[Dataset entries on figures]
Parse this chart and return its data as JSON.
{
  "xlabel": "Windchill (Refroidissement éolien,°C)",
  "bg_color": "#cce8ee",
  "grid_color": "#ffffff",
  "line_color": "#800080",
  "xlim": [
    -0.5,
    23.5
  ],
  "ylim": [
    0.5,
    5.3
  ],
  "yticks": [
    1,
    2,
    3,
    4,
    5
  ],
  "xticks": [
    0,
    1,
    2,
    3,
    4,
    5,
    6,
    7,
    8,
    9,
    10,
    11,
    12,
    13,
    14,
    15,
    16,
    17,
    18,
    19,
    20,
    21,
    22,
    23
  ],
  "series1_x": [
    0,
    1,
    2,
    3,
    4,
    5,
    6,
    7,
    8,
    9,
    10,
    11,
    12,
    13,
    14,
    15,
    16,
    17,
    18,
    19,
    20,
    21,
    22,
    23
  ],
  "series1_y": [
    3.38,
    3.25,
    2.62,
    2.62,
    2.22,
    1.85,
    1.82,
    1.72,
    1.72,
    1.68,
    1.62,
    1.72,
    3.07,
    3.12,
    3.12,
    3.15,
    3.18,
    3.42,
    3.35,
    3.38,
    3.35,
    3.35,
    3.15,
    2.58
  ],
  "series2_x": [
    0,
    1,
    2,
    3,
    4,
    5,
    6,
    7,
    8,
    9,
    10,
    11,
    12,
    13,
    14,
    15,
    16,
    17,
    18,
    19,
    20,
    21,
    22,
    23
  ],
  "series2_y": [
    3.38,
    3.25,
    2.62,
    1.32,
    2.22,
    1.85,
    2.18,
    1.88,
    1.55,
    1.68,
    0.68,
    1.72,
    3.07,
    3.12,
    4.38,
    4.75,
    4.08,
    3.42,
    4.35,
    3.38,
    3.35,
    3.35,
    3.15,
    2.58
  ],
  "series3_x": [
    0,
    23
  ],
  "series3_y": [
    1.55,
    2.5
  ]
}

--

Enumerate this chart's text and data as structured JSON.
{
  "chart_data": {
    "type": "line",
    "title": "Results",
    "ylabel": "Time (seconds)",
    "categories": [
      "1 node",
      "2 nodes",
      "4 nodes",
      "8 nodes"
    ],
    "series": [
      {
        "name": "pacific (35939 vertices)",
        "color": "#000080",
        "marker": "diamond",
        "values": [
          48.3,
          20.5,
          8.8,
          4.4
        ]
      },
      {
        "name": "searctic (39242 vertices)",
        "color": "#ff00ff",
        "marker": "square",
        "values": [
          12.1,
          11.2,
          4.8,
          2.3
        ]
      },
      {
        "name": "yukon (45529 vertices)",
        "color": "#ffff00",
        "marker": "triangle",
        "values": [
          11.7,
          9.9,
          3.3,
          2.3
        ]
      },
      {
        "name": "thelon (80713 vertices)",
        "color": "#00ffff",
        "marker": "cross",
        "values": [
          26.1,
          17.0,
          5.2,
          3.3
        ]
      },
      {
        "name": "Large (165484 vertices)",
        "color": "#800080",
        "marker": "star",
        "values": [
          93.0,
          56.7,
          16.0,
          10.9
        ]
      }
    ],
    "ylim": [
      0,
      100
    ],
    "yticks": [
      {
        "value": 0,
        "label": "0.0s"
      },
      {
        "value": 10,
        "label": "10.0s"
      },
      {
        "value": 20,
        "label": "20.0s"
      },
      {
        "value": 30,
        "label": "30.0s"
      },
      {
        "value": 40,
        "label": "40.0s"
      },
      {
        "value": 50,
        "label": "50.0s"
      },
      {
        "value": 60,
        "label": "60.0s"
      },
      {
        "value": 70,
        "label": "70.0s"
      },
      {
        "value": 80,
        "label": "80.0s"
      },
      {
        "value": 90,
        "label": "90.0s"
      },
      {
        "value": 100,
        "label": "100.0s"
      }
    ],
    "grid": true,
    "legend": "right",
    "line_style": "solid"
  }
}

§ What you are asked to do: Across the entries, how many lines hold the word "name"? Say only the number.

§ The output: 5